▶ **Exercise brief**: Give nothing except the number of lines containing the word "Salinity".

[Figure record listings]
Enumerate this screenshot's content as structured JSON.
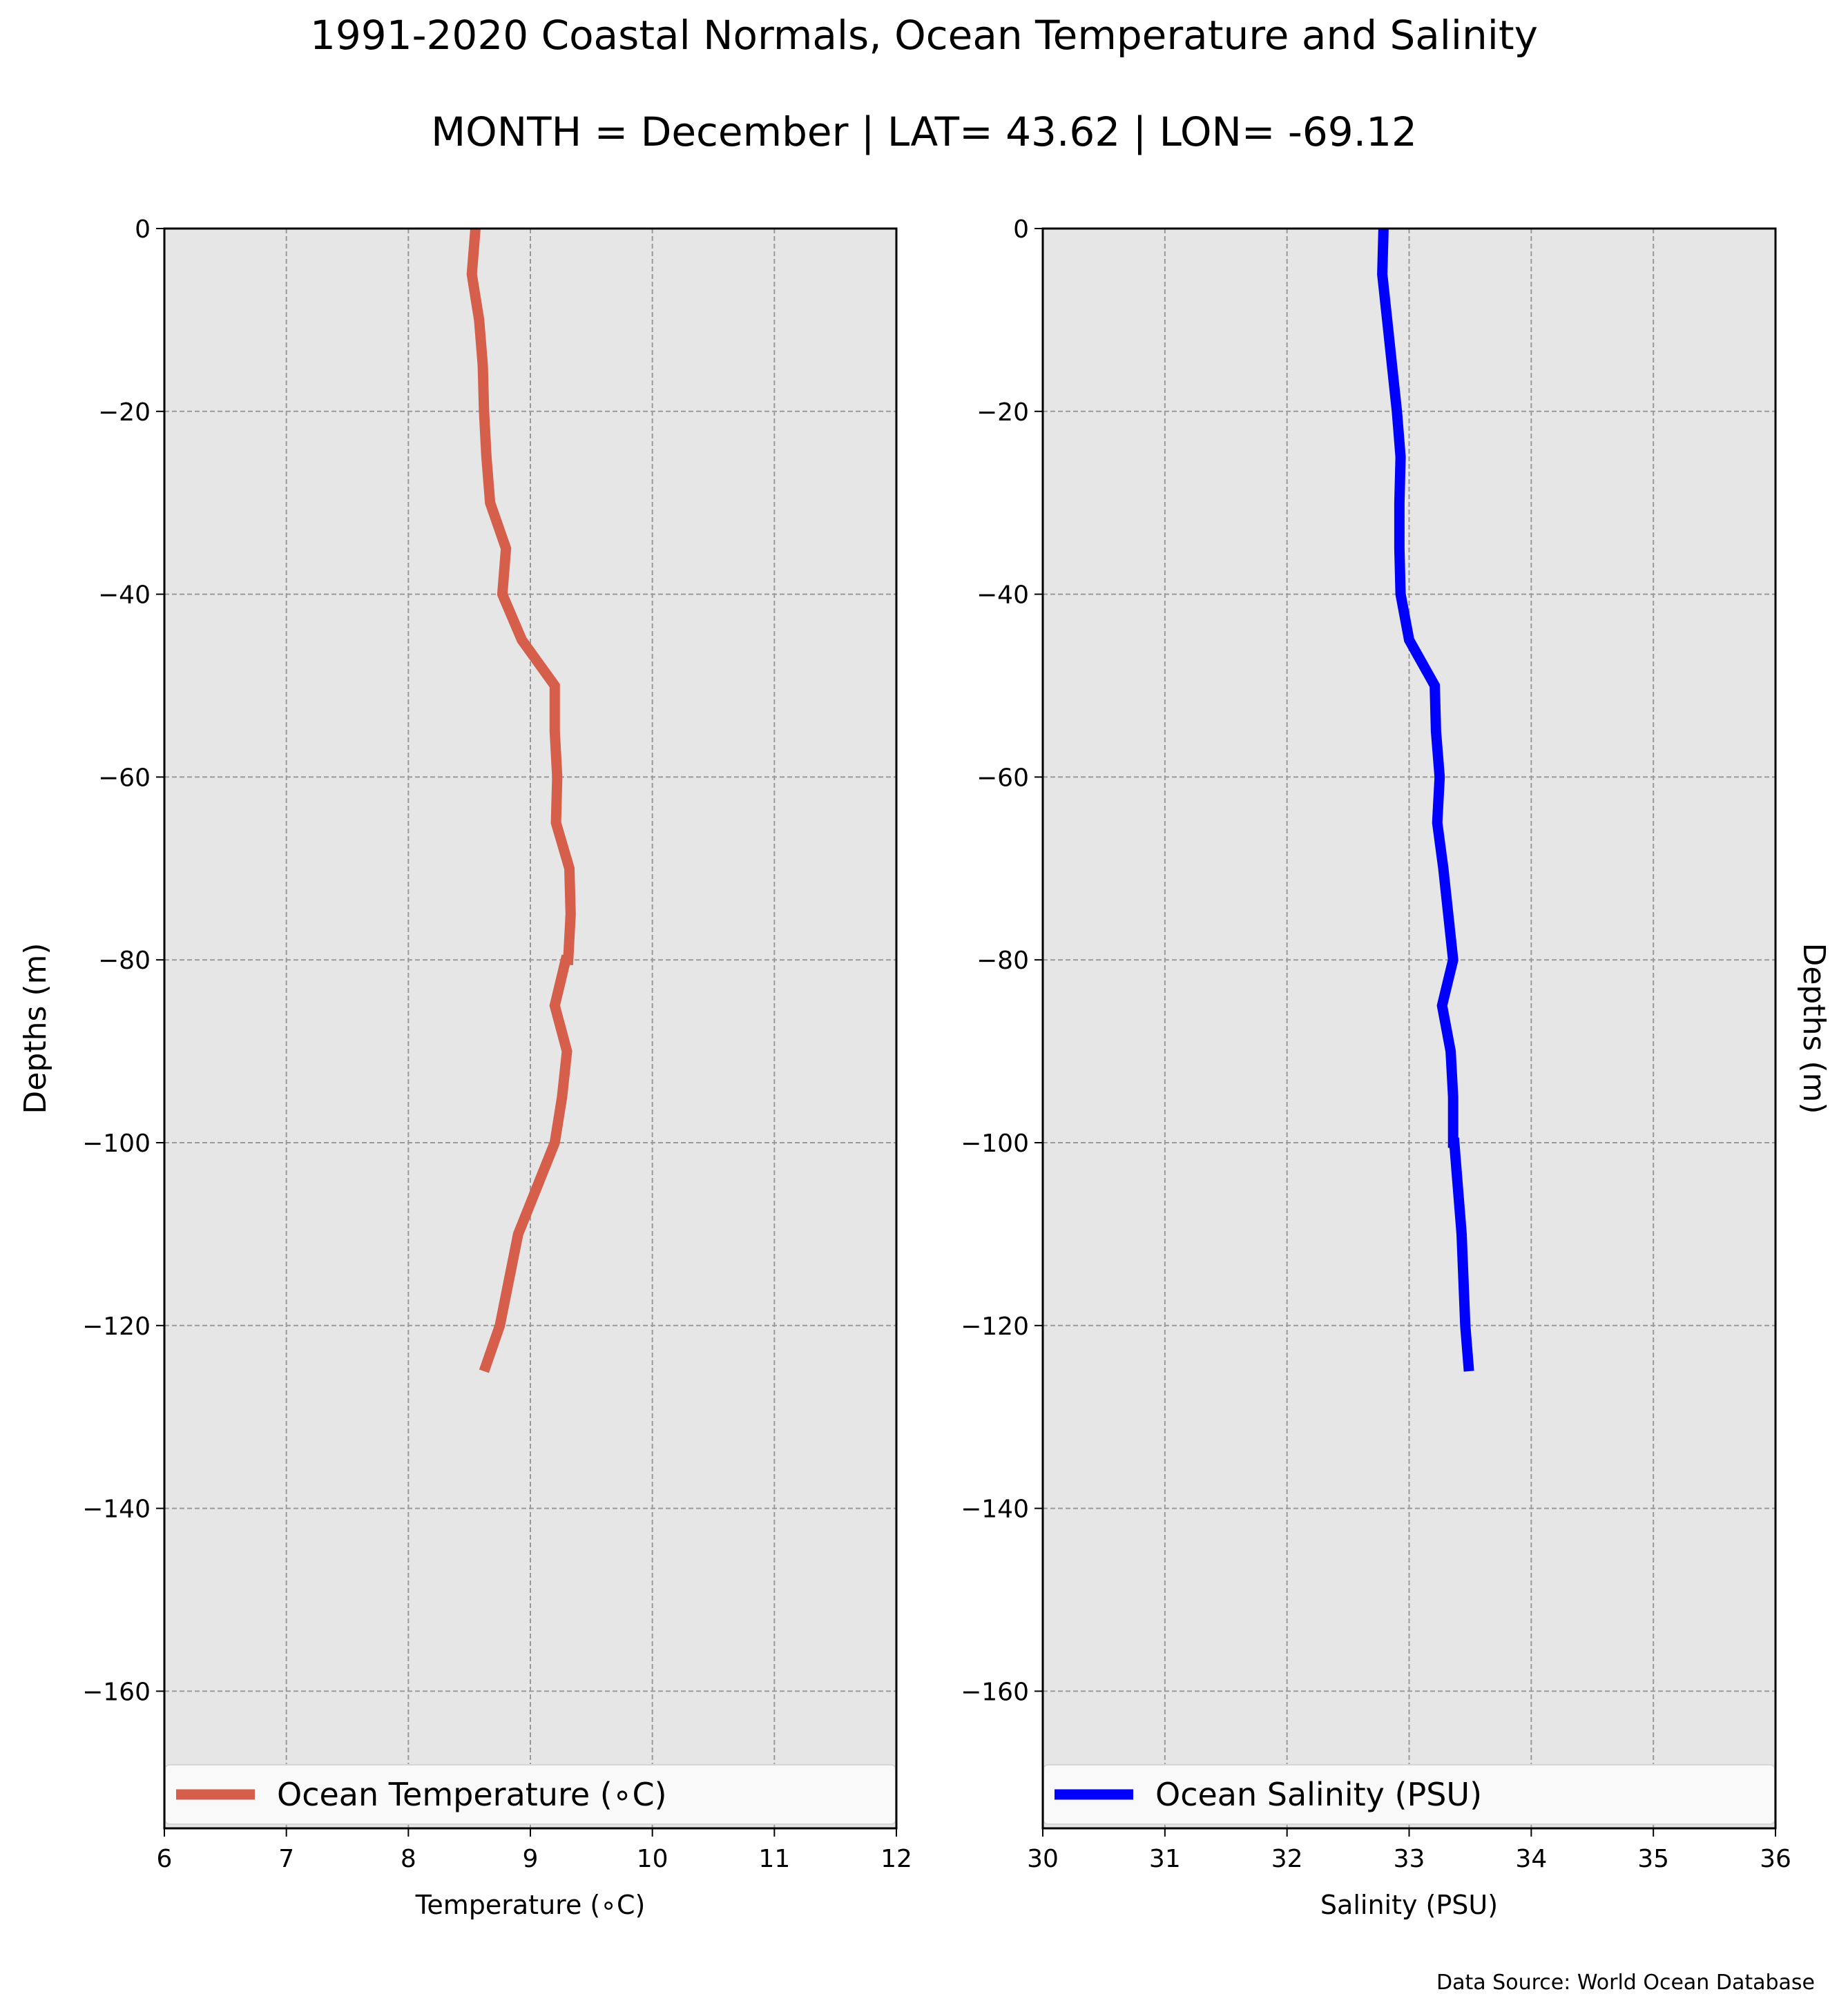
{
  "chart_data": [
    {
      "type": "line",
      "title": "1991-2020 Coastal Normals, Ocean Temperature and Salinity",
      "subtitle": "MONTH = December | LAT= 43.62 | LON= -69.12",
      "xlabel": "Temperature (∘C)",
      "ylabel": "Depths (m)",
      "xlim": [
        6,
        12
      ],
      "ylim": [
        -175,
        0
      ],
      "xticks": [
        6,
        7,
        8,
        9,
        10,
        11,
        12
      ],
      "yticks": [
        0,
        -20,
        -40,
        -60,
        -80,
        -100,
        -120,
        -140,
        -160
      ],
      "ytick_labels": [
        "0",
        "−20",
        "−40",
        "−60",
        "−80",
        "−100",
        "−120",
        "−140",
        "−160"
      ],
      "grid": true,
      "legend_position": "bottom",
      "series": [
        {
          "name": "Ocean Temperature (∘C)",
          "color": "#d65f4c",
          "x": [
            8.55,
            8.52,
            8.58,
            8.61,
            8.62,
            8.64,
            8.67,
            8.67,
            8.8,
            8.77,
            8.93,
            9.2,
            9.2,
            9.22,
            9.21,
            9.32,
            9.33,
            9.31,
            9.29,
            9.2,
            9.3,
            9.26,
            9.2,
            9.05,
            8.9,
            8.75,
            8.62
          ],
          "y": [
            0,
            -5,
            -10,
            -15,
            -20,
            -25,
            -30,
            -30,
            -35,
            -40,
            -45,
            -50,
            -55,
            -60,
            -65,
            -70,
            -75,
            -80,
            -80,
            -85,
            -90,
            -95,
            -100,
            -105,
            -110,
            -120,
            -125
          ]
        }
      ]
    },
    {
      "type": "line",
      "xlabel": "Salinity (PSU)",
      "ylabel": "Depths (m)",
      "xlim": [
        30,
        36
      ],
      "ylim": [
        -175,
        0
      ],
      "xticks": [
        30,
        31,
        32,
        33,
        34,
        35,
        36
      ],
      "yticks": [
        0,
        -20,
        -40,
        -60,
        -80,
        -100,
        -120,
        -140,
        -160
      ],
      "ytick_labels": [
        "0",
        "−20",
        "−40",
        "−60",
        "−80",
        "−100",
        "−120",
        "−140",
        "−160"
      ],
      "grid": true,
      "legend_position": "bottom",
      "series": [
        {
          "name": "Ocean Salinity (PSU)",
          "color": "#0000ff",
          "x": [
            32.79,
            32.78,
            32.82,
            32.86,
            32.9,
            32.93,
            32.92,
            32.92,
            32.93,
            32.93,
            33.0,
            33.21,
            33.22,
            33.25,
            33.23,
            33.28,
            33.32,
            33.36,
            33.27,
            33.34,
            33.36,
            33.36,
            33.37,
            33.4,
            33.43,
            33.46,
            33.49
          ],
          "y": [
            0,
            -5,
            -10,
            -15,
            -20,
            -25,
            -30,
            -35,
            -40,
            -40,
            -45,
            -50,
            -55,
            -60,
            -65,
            -70,
            -75,
            -80,
            -85,
            -90,
            -95,
            -100,
            -100,
            -105,
            -110,
            -120,
            -125
          ]
        }
      ]
    }
  ],
  "source_note": "Data Source: World Ocean Database",
  "style": {
    "panel_bg": "#e6e6e6",
    "grid_color": "#9a9a9a",
    "legend_bg": "#f9f9f9"
  }
}
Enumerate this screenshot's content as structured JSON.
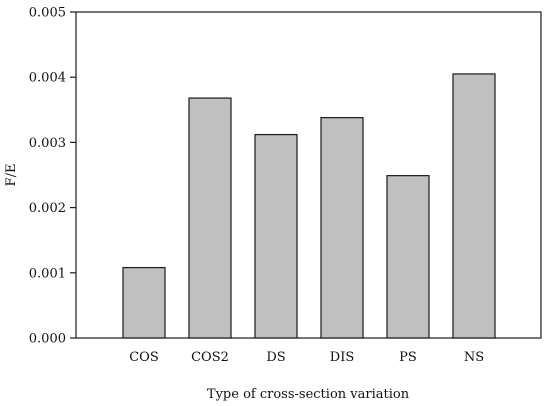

▶ **Solution to the problem**: 3